**Stated goal:**
Go through the records and copy each line where the word "What" occurs.

**Supplied records:**

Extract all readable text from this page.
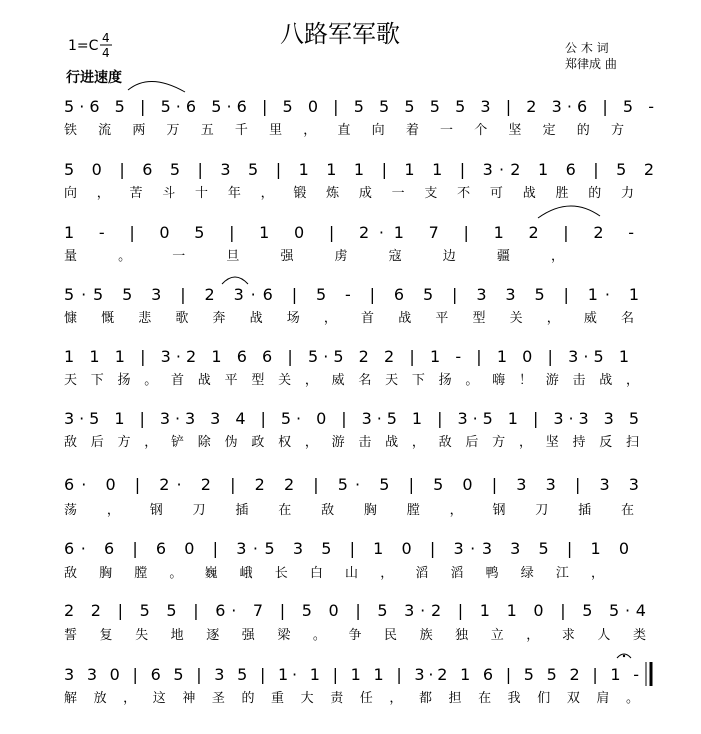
1=C 4
4
八路军军歌	公 木 词
郑律成 曲
行进速度
5·6 5 | 5·6 5·6 | 5 0 | 5 5 5 5 5 3 | 2 3·6 | 5 -
铁流两万五千里，直向着一个坚定的方
5 0 | 6 5 | 3 5 | 1 1 1 | 1 1 | 3·2 1 6 | 5 2
向，苦斗十年，锻炼成一支不可战胜的力
1 - | 0 5 | 1 0 | 2·1 7 | 1 2 | 2 -
量。一旦强虏寇边疆，
5·5 5 3 | 2 3·6 | 5 - | 6 5 | 3 3 5 | 1· 1
慷慨悲歌奔战场，首战平型关，威名
1 1 1 | 3·2 1 6 6 | 5·5 2 2 | 1 - | 1 0 | 3·5 1
天下扬。首战平型关，威名天下扬。嗨！游击战，
3·5 1 | 3·3 3 4 | 5· 0 | 3·5 1 | 3·5 1 | 3·3 3 5
敌后方，铲除伪政权，游击战，敌后方，坚持反扫
6· 0 | 2· 2 | 2 2 | 5· 5 | 5 0 | 3 3 | 3 3
荡，钢刀插在敌胸膛，钢刀插在
6· 6 | 6 0 | 3·5 3 5 | 1 0 | 3·3 3 5 | 1 0
敌胸膛。巍峨长白山，滔滔鸭绿江，
2 2 | 5 5 | 6· 7 | 5 0 | 5 3·2 | 1 1 0 | 5 5·4
誓复失地逐强梁。争民族独立，求人类
3 3 0 | 6 5 | 3 5 | 1· 1 | 1 1 | 3·2 1 6 | 5 5 2 | 1 -
解放，这神圣的重大责任，都担在我们双肩。
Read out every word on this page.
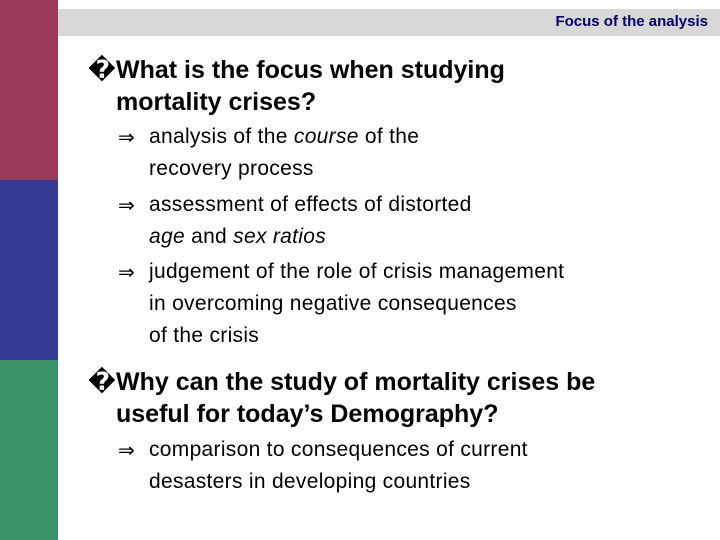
Focus of the analysis
� What is the focus when studying
mortality crises?
⇒ analysis of the course of the
recovery process
⇒ assessment of effects of distorted
age and sex ratios
⇒ judgement of the role of crisis management
in overcoming negative consequences
of the crisis
� Why can the study of mortality crises be
useful for today’s Demography?
⇒ comparison to consequences of current
desasters in developing countries
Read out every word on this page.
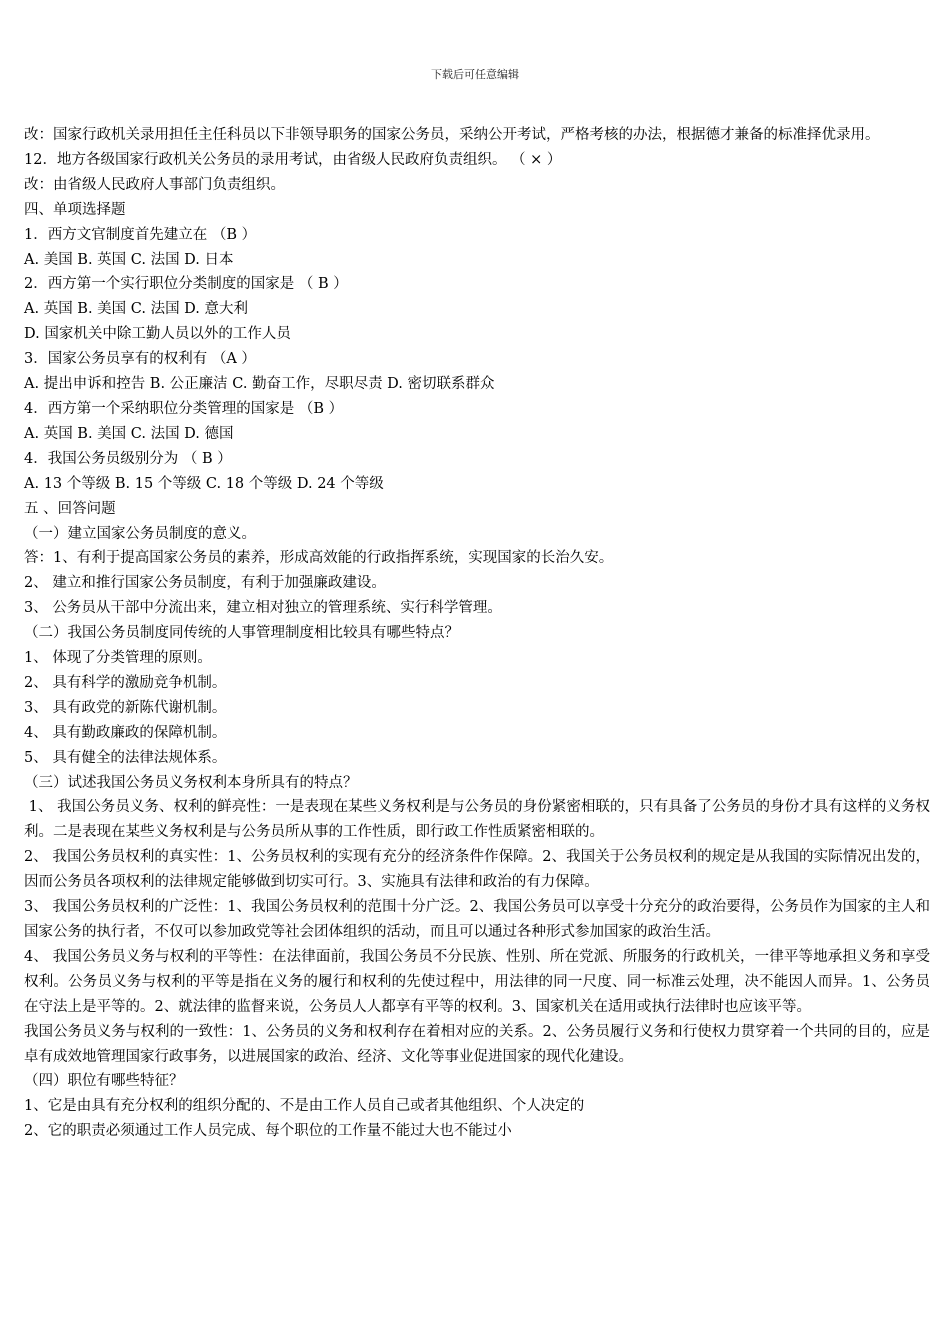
下载后可任意编辑

改：国家行政机关录用担任主任科员以下非领导职务的国家公务员，采纳公开考试，严格考核的办法，根据德才兼备的标准择优录用。

12．地方各级国家行政机关公务员的录用考试，由省级人民政府负责组织。 （ × ）

改：由省级人民政府人事部门负责组织。

四、单项选择题

1．西方文官制度首先建立在 （B ）

A. 美国 B. 英国 C. 法国 D. 日本

2．西方第一个实行职位分类制度的国家是 （ B ）

A. 英国 B. 美国 C. 法国 D. 意大利

D. 国家机关中除工勤人员以外的工作人员

3．国家公务员享有的权利有 （A ）

A. 提出申诉和控告 B. 公正廉洁 C. 勤奋工作，尽职尽责 D. 密切联系群众

4．西方第一个采纳职位分类管理的国家是 （B ）

A. 英国 B. 美国 C. 法国 D. 德国

4．我国公务员级别分为 （ B ）

A. 13 个等级 B. 15 个等级 C. 18 个等级 D. 24 个等级

五 、回答问题

（一）建立国家公务员制度的意义。

答：1、有利于提高国家公务员的素养，形成高效能的行政指挥系统，实现国家的长治久安。

2、 建立和推行国家公务员制度，有利于加强廉政建设。

3、 公务员从干部中分流出来，建立相对独立的管理系统、实行科学管理。

（二）我国公务员制度同传统的人事管理制度相比较具有哪些特点？

1、 体现了分类管理的原则。

2、 具有科学的激励竞争机制。

3、 具有政党的新陈代谢机制。

4、 具有勤政廉政的保障机制。

5、 具有健全的法律法规体系。

（三）试述我国公务员义务权利本身所具有的特点？

1、 我国公务员义务、权利的鲜亮性：一是表现在某些义务权利是与公务员的身份紧密相联的，只有具备了公务员的身份才具有这样的义务权利。二是表现在某些义务权利是与公务员所从事的工作性质，即行政工作性质紧密相联的。

2、 我国公务员权利的真实性：1、公务员权利的实现有充分的经济条件作保障。2、我国关于公务员权利的规定是从我国的实际情况出发的，因而公务员各项权利的法律规定能够做到切实可行。3、实施具有法律和政治的有力保障。

3、 我国公务员权利的广泛性：1、我国公务员权利的范围十分广泛。2、我国公务员可以享受十分充分的政治要得，公务员作为国家的主人和国家公务的执行者，不仅可以参加政党等社会团体组织的活动，而且可以通过各种形式参加国家的政治生活。

4、 我国公务员义务与权利的平等性：在法律面前，我国公务员不分民族、性别、所在党派、所服务的行政机关，一律平等地承担义务和享受权利。公务员义务与权利的平等是指在义务的履行和权利的先使过程中，用法律的同一尺度、同一标准云处理，决不能因人而异。1、公务员在守法上是平等的。2、就法律的监督来说，公务员人人都享有平等的权利。3、国家机关在适用或执行法律时也应该平等。

我国公务员义务与权利的一致性：1、公务员的义务和权利存在着相对应的关系。2、公务员履行义务和行使权力贯穿着一个共同的目的，应是卓有成效地管理国家行政事务，以进展国家的政治、经济、文化等事业促进国家的现代化建设。

（四）职位有哪些特征？

1、它是由具有充分权利的组织分配的、不是由工作人员自己或者其他组织、个人决定的

2、它的职责必须通过工作人员完成、每个职位的工作量不能过大也不能过小
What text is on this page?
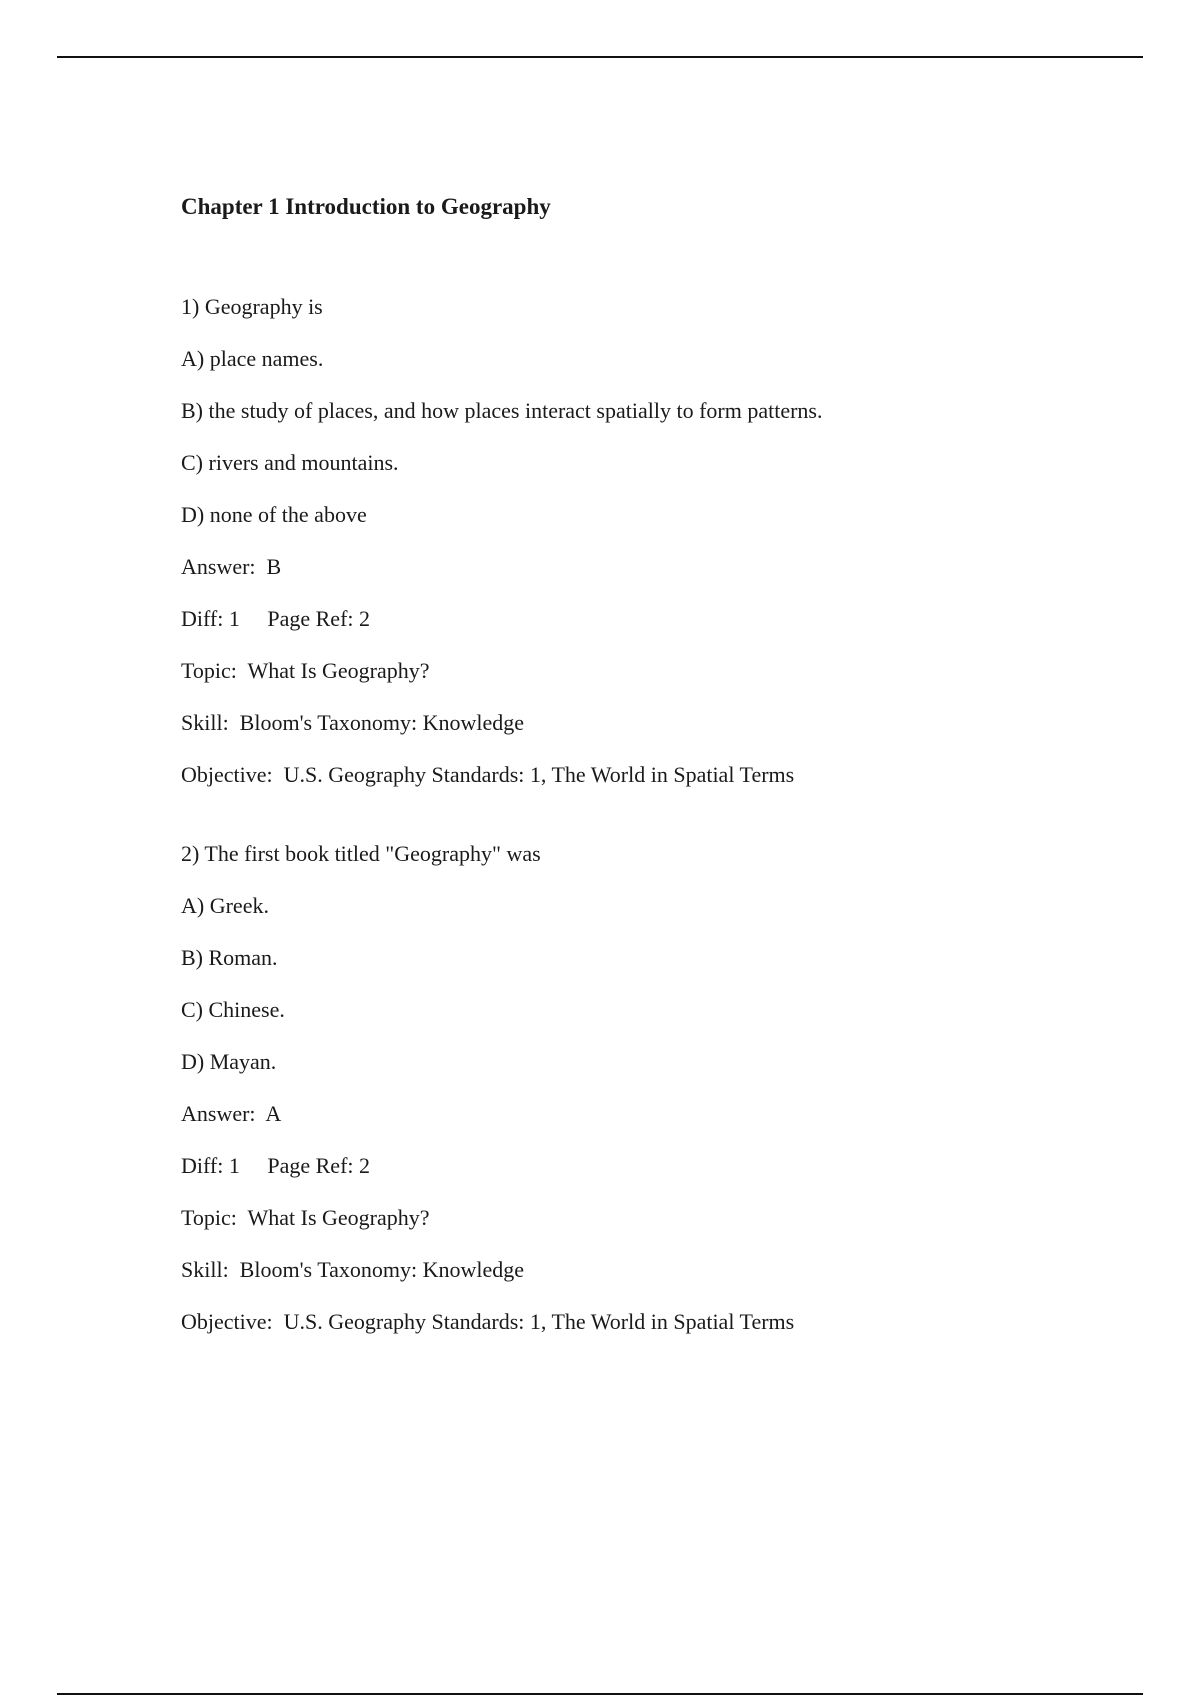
Chapter 1 Introduction to Geography
1) Geography is
A) place names.
B) the study of places, and how places interact spatially to form patterns.
C) rivers and mountains.
D) none of the above
Answer:  B
Diff: 1     Page Ref: 2
Topic:  What Is Geography?
Skill:  Bloom's Taxonomy: Knowledge
Objective:  U.S. Geography Standards: 1, The World in Spatial Terms
2) The first book titled "Geography" was
A) Greek.
B) Roman.
C) Chinese.
D) Mayan.
Answer:  A
Diff: 1     Page Ref: 2
Topic:  What Is Geography?
Skill:  Bloom's Taxonomy: Knowledge
Objective:  U.S. Geography Standards: 1, The World in Spatial Terms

**Written response:**
� What is the focus when studying
What text is on this page?
Topic:  What Is Geography?
Topic:  What Is Geography?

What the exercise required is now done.